▶ **Request**
Wherever the string "screenshot" occurs in a line of these records, report that line.

Records about charts and figures:

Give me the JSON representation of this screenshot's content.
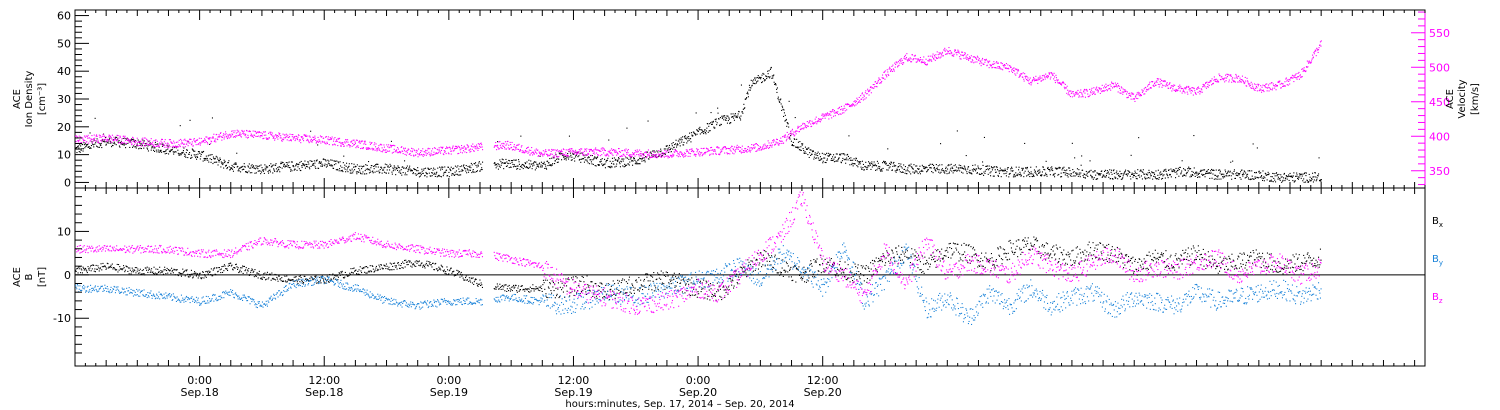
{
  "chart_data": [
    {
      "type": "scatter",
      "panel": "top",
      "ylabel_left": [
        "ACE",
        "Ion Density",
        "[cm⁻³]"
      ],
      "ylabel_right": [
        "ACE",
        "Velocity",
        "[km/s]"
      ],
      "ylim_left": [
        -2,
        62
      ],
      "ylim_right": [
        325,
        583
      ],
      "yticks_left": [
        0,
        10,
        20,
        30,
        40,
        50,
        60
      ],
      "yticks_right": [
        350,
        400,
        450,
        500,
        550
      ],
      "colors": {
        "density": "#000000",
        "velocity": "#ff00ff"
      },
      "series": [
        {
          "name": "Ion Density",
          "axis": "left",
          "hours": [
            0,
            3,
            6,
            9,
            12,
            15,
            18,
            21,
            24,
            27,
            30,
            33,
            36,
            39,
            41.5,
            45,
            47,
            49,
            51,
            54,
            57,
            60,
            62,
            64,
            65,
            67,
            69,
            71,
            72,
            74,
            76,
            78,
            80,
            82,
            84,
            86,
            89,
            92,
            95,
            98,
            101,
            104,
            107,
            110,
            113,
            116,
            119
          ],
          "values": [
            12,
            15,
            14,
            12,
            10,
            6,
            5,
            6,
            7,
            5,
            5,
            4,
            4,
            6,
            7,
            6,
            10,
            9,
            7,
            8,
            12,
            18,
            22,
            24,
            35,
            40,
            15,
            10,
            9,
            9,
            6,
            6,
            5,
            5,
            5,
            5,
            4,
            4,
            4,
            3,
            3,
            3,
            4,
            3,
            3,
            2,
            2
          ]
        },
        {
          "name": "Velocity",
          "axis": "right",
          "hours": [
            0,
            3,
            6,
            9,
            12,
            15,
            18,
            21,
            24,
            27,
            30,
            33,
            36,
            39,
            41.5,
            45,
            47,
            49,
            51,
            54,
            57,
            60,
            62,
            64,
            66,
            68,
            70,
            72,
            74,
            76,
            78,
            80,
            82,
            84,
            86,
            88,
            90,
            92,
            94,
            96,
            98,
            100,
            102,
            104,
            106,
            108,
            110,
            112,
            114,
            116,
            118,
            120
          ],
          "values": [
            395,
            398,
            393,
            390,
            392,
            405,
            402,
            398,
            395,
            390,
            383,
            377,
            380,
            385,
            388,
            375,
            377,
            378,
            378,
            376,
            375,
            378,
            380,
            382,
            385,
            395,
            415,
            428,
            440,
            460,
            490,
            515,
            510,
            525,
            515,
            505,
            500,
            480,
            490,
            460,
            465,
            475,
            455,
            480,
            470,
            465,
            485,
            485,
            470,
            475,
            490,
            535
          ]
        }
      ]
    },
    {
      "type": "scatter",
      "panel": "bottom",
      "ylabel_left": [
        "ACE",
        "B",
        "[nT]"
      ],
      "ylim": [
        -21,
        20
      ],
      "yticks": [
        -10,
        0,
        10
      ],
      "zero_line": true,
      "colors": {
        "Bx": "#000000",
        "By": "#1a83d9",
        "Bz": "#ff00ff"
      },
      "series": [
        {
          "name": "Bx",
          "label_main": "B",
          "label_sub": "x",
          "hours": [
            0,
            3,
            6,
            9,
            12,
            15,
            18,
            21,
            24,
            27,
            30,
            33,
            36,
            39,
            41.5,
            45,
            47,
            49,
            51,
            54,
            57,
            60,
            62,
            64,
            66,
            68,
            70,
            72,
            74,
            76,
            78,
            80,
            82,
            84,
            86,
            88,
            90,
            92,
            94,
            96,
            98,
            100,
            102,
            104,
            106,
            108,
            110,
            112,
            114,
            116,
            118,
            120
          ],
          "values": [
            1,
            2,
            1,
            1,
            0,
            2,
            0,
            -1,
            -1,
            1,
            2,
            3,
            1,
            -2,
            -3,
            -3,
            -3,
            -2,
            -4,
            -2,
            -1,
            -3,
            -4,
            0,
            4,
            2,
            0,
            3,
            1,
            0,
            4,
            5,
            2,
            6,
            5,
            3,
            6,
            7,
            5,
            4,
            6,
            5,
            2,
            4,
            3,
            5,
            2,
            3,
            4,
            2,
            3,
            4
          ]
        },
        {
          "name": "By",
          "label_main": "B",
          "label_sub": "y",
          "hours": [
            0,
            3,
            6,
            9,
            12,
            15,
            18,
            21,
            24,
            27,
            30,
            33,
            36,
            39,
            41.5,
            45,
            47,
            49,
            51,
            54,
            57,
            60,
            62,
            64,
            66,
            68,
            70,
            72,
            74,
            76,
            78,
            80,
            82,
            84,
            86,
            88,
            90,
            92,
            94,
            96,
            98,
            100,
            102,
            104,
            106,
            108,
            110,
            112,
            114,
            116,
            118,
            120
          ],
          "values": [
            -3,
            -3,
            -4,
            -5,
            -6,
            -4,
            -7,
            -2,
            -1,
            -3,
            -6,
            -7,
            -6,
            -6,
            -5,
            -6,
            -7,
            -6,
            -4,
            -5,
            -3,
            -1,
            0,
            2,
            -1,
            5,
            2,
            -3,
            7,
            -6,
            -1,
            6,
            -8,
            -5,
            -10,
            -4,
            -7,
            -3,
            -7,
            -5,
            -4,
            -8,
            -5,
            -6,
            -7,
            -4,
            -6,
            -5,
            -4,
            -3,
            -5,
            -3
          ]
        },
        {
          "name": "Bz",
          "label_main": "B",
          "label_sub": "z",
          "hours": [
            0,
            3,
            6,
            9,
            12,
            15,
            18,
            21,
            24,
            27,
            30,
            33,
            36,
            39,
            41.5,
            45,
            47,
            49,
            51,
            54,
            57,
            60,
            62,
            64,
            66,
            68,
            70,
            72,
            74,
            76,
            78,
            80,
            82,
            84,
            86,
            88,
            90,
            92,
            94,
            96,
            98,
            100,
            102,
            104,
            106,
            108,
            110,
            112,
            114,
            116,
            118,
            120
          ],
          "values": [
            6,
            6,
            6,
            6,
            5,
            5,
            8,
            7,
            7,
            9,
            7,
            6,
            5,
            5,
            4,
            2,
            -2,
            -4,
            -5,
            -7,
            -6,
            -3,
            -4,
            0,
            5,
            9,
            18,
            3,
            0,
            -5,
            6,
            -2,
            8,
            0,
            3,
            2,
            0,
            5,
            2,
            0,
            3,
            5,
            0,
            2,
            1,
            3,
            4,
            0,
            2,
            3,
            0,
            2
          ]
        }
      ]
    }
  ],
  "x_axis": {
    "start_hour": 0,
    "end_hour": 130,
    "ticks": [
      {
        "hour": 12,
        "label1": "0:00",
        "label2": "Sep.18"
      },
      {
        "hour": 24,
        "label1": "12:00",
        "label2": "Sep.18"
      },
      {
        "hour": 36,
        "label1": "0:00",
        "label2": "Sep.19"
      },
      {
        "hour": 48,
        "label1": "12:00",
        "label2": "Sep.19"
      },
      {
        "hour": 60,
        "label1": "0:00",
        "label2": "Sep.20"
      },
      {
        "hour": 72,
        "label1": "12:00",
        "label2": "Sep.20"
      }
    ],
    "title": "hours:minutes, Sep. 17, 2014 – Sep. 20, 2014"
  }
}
* * *
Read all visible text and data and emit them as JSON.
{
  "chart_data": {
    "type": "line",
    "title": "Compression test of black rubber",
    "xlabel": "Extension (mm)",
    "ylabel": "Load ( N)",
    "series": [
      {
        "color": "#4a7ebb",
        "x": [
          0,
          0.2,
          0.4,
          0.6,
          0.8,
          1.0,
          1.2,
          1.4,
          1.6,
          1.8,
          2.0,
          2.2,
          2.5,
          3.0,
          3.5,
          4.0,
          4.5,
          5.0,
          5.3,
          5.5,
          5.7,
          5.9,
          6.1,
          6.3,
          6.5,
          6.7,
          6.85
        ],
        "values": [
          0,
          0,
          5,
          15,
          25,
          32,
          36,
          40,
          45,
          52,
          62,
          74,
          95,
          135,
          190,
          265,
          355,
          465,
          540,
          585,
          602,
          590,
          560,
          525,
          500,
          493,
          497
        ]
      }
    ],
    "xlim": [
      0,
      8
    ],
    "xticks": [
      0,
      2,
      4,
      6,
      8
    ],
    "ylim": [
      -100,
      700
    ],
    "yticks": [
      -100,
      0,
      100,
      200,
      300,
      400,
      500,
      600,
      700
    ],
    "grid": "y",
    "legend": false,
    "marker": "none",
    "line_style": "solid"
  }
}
--
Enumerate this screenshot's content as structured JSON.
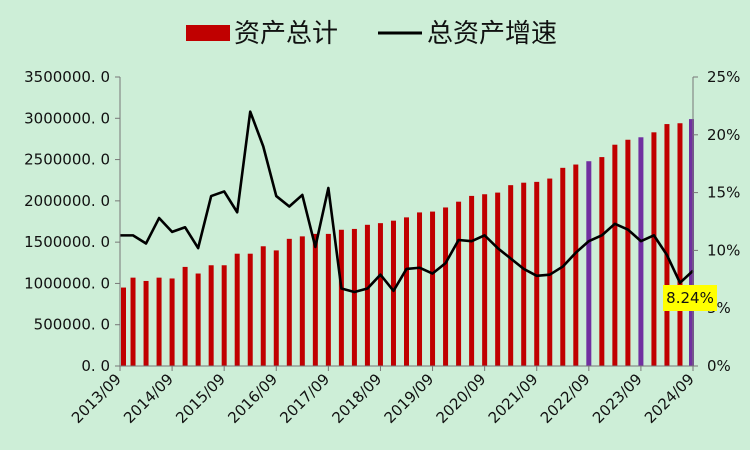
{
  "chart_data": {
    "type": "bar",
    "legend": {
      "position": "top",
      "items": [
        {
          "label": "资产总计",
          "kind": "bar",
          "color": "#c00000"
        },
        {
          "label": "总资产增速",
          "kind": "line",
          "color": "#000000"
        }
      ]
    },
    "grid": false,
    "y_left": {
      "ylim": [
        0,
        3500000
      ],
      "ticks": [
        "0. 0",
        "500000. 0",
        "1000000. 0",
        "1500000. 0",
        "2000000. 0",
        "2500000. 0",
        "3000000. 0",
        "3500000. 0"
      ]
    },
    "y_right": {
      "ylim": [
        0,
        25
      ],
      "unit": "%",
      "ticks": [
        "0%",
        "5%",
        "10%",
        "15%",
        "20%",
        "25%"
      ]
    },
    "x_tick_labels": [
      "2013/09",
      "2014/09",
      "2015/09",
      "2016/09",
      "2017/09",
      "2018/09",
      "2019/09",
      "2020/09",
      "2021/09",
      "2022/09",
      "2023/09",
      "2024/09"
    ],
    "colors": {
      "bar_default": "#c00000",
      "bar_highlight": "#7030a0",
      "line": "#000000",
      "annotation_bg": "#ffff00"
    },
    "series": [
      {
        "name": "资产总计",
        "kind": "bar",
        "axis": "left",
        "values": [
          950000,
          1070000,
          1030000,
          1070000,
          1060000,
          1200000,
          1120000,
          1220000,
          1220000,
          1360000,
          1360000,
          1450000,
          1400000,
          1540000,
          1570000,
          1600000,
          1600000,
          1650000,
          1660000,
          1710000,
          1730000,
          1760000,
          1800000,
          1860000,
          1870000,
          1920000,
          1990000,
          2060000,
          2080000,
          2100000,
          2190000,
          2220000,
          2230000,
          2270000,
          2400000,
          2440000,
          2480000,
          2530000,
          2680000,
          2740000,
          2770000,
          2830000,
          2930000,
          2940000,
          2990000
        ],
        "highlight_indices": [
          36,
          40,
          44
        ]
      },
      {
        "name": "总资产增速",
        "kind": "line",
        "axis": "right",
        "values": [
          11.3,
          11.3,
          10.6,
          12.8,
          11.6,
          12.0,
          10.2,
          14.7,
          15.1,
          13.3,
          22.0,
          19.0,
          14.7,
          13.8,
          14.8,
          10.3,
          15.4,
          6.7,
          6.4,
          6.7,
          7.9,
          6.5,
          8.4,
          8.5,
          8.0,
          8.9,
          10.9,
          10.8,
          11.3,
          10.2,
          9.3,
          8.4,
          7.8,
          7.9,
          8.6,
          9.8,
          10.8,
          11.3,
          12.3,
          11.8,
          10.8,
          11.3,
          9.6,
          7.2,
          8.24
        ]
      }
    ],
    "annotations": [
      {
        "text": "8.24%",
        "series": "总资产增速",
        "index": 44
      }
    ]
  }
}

▶ **Result of this task**
Give me the JSON representation of this screenshot's content.
Enumerate this screenshot's content as structured JSON.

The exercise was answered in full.